TASK DATA:

-- START --

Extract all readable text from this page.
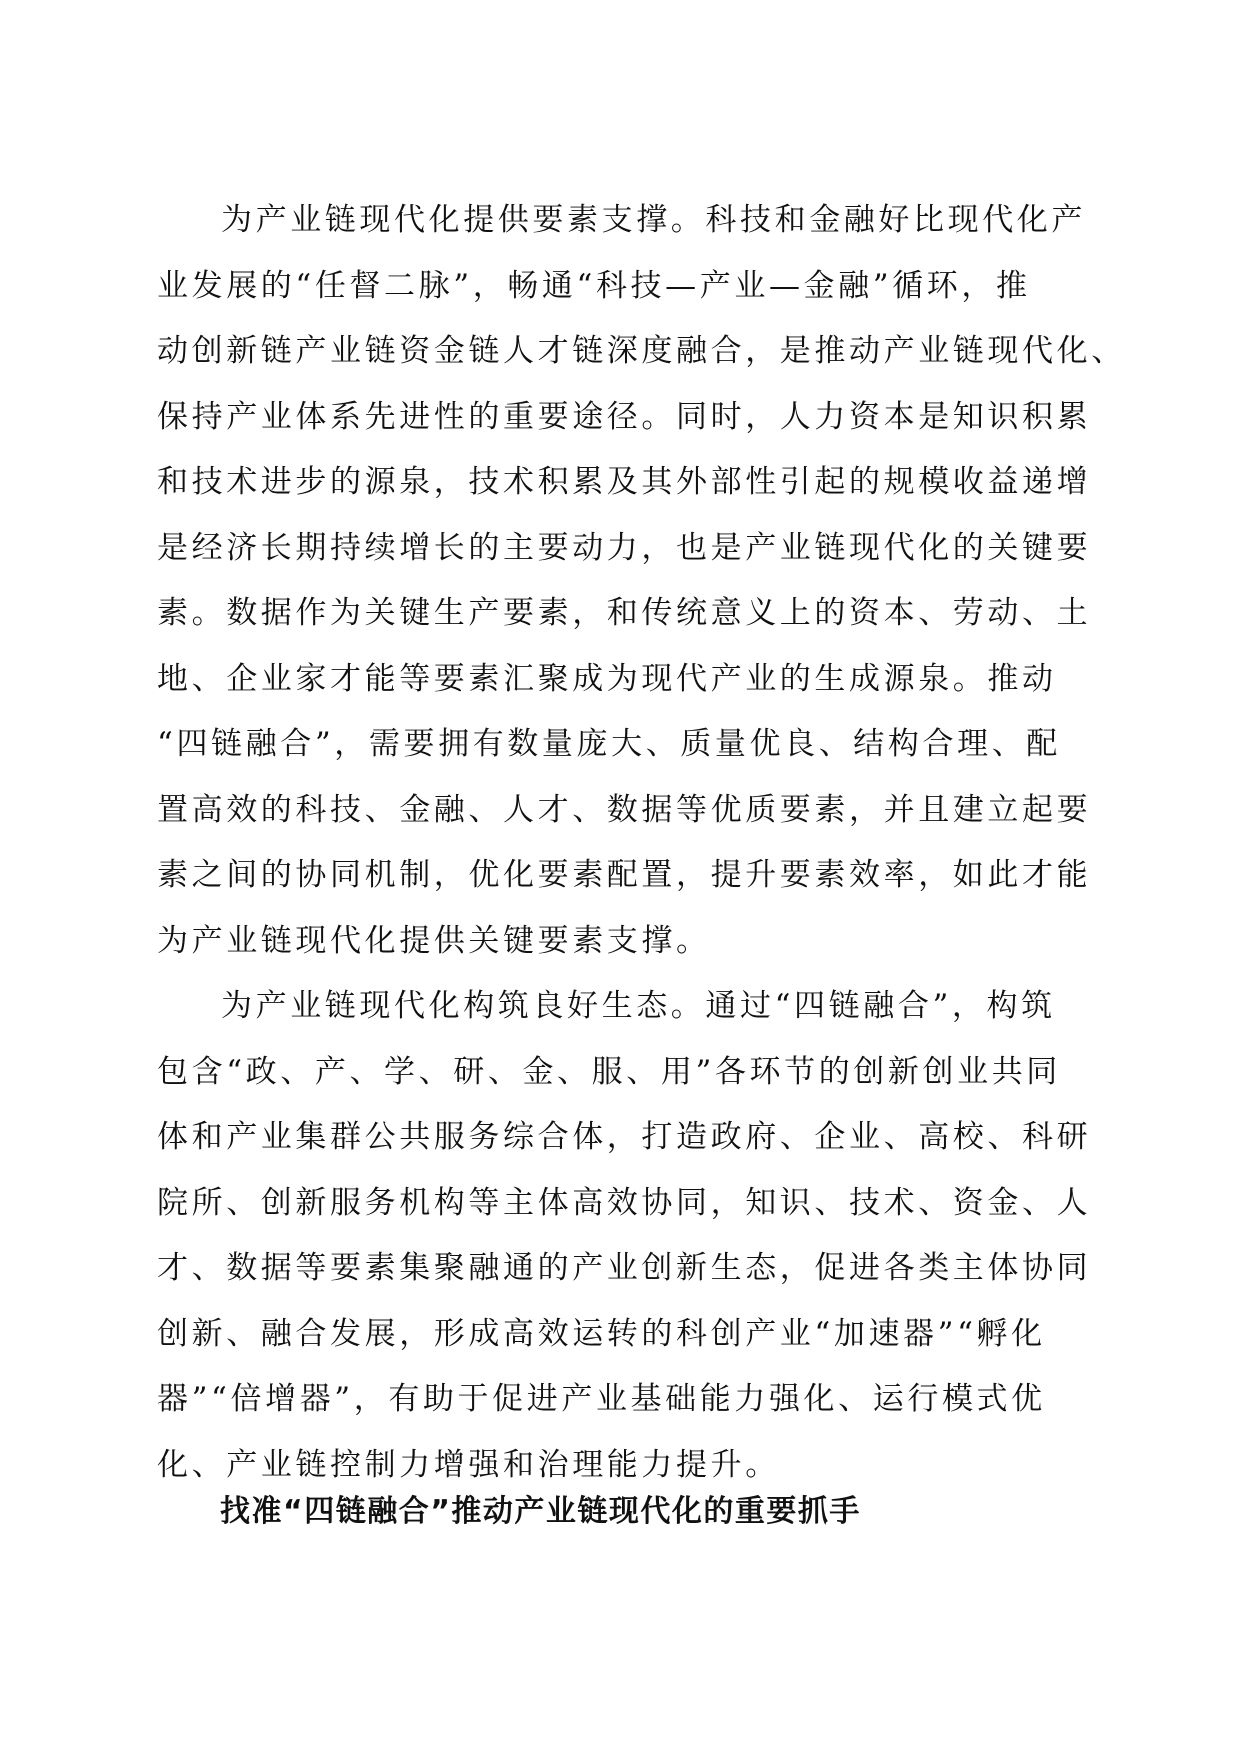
为产业链现代化提供要素支撑。科技和金融好比现代化产
业发展的“任督二脉”，畅通“科技—产业—金融”循环，推
动创新链产业链资金链人才链深度融合，是推动产业链现代化、
保持产业体系先进性的重要途径。同时，人力资本是知识积累
和技术进步的源泉，技术积累及其外部性引起的规模收益递增
是经济长期持续增长的主要动力，也是产业链现代化的关键要
素。数据作为关键生产要素，和传统意义上的资本、劳动、土
地、企业家才能等要素汇聚成为现代产业的生成源泉。推动
“四链融合”，需要拥有数量庞大、质量优良、结构合理、配
置高效的科技、金融、人才、数据等优质要素，并且建立起要
素之间的协同机制，优化要素配置，提升要素效率，如此才能
为产业链现代化提供关键要素支撑。
为产业链现代化构筑良好生态。通过“四链融合”，构筑
包含“政、产、学、研、金、服、用”各环节的创新创业共同
体和产业集群公共服务综合体，打造政府、企业、高校、科研
院所、创新服务机构等主体高效协同，知识、技术、资金、人
才、数据等要素集聚融通的产业创新生态，促进各类主体协同
创新、融合发展，形成高效运转的科创产业“加速器”“孵化
器”“倍增器”，有助于促进产业基础能力强化、运行模式优
化、产业链控制力增强和治理能力提升。
找准“四链融合”推动产业链现代化的重要抓手
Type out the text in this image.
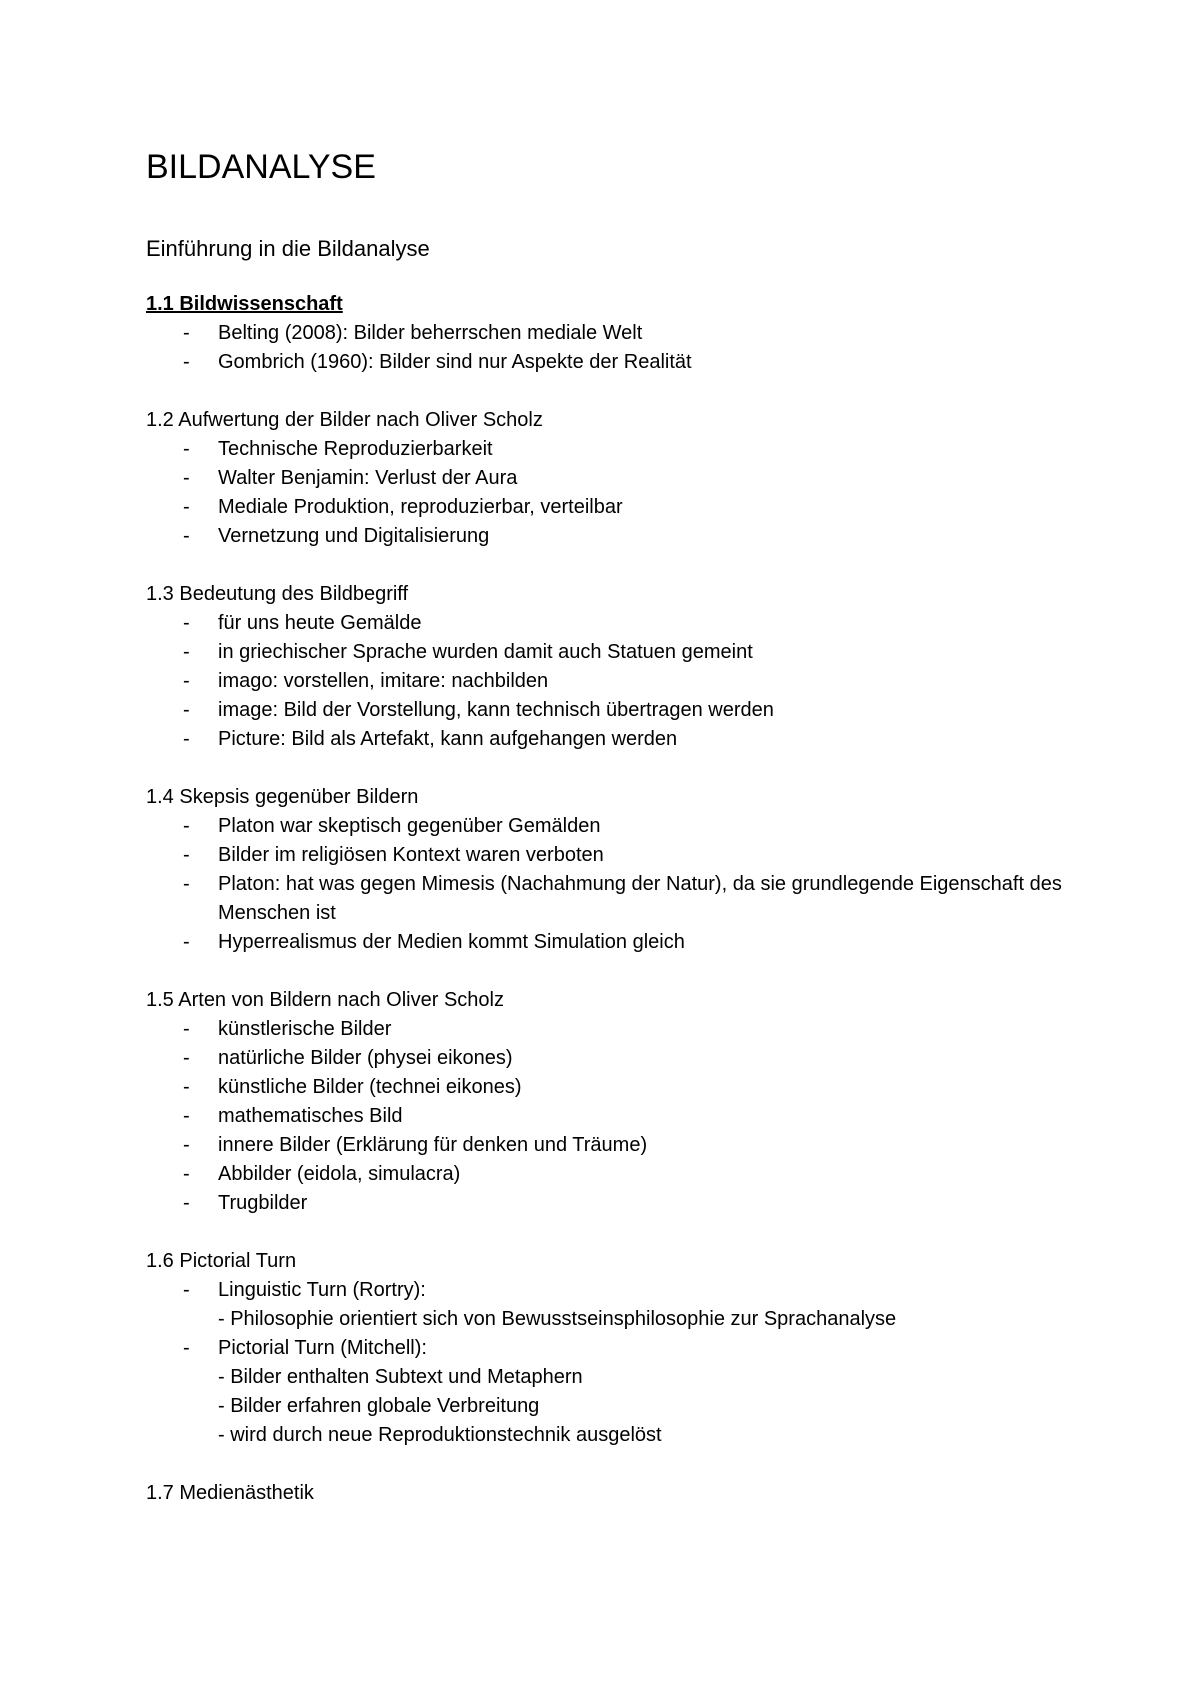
BILDANALYSE
Einführung in die Bildanalyse
1.1 Bildwissenschaft
- Belting (2008): Bilder beherrschen mediale Welt
- Gombrich (1960): Bilder sind nur Aspekte der Realität
1.2 Aufwertung der Bilder nach Oliver Scholz
- Technische Reproduzierbarkeit
- Walter Benjamin: Verlust der Aura
- Mediale Produktion, reproduzierbar, verteilbar
- Vernetzung und Digitalisierung
1.3 Bedeutung des Bildbegriff
- für uns heute Gemälde
- in griechischer Sprache wurden damit auch Statuen gemeint
- imago: vorstellen, imitare: nachbilden
- image: Bild der Vorstellung, kann technisch übertragen werden
- Picture: Bild als Artefakt, kann aufgehangen werden
1.4 Skepsis gegenüber Bildern
- Platon war skeptisch gegenüber Gemälden
- Bilder im religiösen Kontext waren verboten
- Platon: hat was gegen Mimesis (Nachahmung der Natur), da sie grundlegende Eigenschaft des Menschen ist
- Hyperrealismus der Medien kommt Simulation gleich
1.5 Arten von Bildern nach Oliver Scholz
- künstlerische Bilder
- natürliche Bilder (physei eikones)
- künstliche Bilder (technei eikones)
- mathematisches Bild
- innere Bilder (Erklärung für denken und Träume)
- Abbilder (eidola, simulacra)
- Trugbilder
1.6 Pictorial Turn
- Linguistic Turn (Rortry):
- Philosophie orientiert sich von Bewusstseinsphilosophie zur Sprachanalyse
- Pictorial Turn (Mitchell):
- Bilder enthalten Subtext und Metaphern
- Bilder erfahren globale Verbreitung
- wird durch neue Reproduktionstechnik ausgelöst
1.7 Medienästhetik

-- END --

WRITTEN EXERCISE:
Leave out the pictures and print every line of the data exactly.

OUTPUT OF THE TASK:
Extract all readable text from this page.
为产业链现代化提供要素支撑。科技和金融好比现代化产
业发展的“任督二脉”，畅通“科技—产业—金融”循环，推
动创新链产业链资金链人才链深度融合，是推动产业链现代化、
保持产业体系先进性的重要途径。同时，人力资本是知识积累
和技术进步的源泉，技术积累及其外部性引起的规模收益递增
是经济长期持续增长的主要动力，也是产业链现代化的关键要
素。数据作为关键生产要素，和传统意义上的资本、劳动、土
地、企业家才能等要素汇聚成为现代产业的生成源泉。推动
“四链融合”，需要拥有数量庞大、质量优良、结构合理、配
置高效的科技、金融、人才、数据等优质要素，并且建立起要
素之间的协同机制，优化要素配置，提升要素效率，如此才能
为产业链现代化提供关键要素支撑。
为产业链现代化构筑良好生态。通过“四链融合”，构筑
包含“政、产、学、研、金、服、用”各环节的创新创业共同
体和产业集群公共服务综合体，打造政府、企业、高校、科研
院所、创新服务机构等主体高效协同，知识、技术、资金、人
才、数据等要素集聚融通的产业创新生态，促进各类主体协同
创新、融合发展，形成高效运转的科创产业“加速器”“孵化
器”“倍增器”，有助于促进产业基础能力强化、运行模式优
化、产业链控制力增强和治理能力提升。
找准“四链融合”推动产业链现代化的重要抓手
Type out the text in this image.
BILDANALYSE
Einführung in die Bildanalyse
1.1 Bildwissenschaft
- Belting (2008): Bilder beherrschen mediale Welt
- Gombrich (1960): Bilder sind nur Aspekte der Realität
1.2 Aufwertung der Bilder nach Oliver Scholz
- Technische Reproduzierbarkeit
- Walter Benjamin: Verlust der Aura
- Mediale Produktion, reproduzierbar, verteilbar
- Vernetzung und Digitalisierung
1.3 Bedeutung des Bildbegriff
- für uns heute Gemälde
- in griechischer Sprache wurden damit auch Statuen gemeint
- imago: vorstellen, imitare: nachbilden
- image: Bild der Vorstellung, kann technisch übertragen werden
- Picture: Bild als Artefakt, kann aufgehangen werden
1.4 Skepsis gegenüber Bildern
- Platon war skeptisch gegenüber Gemälden
- Bilder im religiösen Kontext waren verboten
- Platon: hat was gegen Mimesis (Nachahmung der Natur), da sie grundlegende Eigenschaft des Menschen ist
- Hyperrealismus der Medien kommt Simulation gleich
1.5 Arten von Bildern nach Oliver Scholz
- künstlerische Bilder
- natürliche Bilder (physei eikones)
- künstliche Bilder (technei eikones)
- mathematisches Bild
- innere Bilder (Erklärung für denken und Träume)
- Abbilder (eidola, simulacra)
- Trugbilder
1.6 Pictorial Turn
- Linguistic Turn (Rortry):
- Philosophie orientiert sich von Bewusstseinsphilosophie zur Sprachanalyse
- Pictorial Turn (Mitchell):
- Bilder enthalten Subtext und Metaphern
- Bilder erfahren globale Verbreitung
- wird durch neue Reproduktionstechnik ausgelöst
1.7 Medienästhetik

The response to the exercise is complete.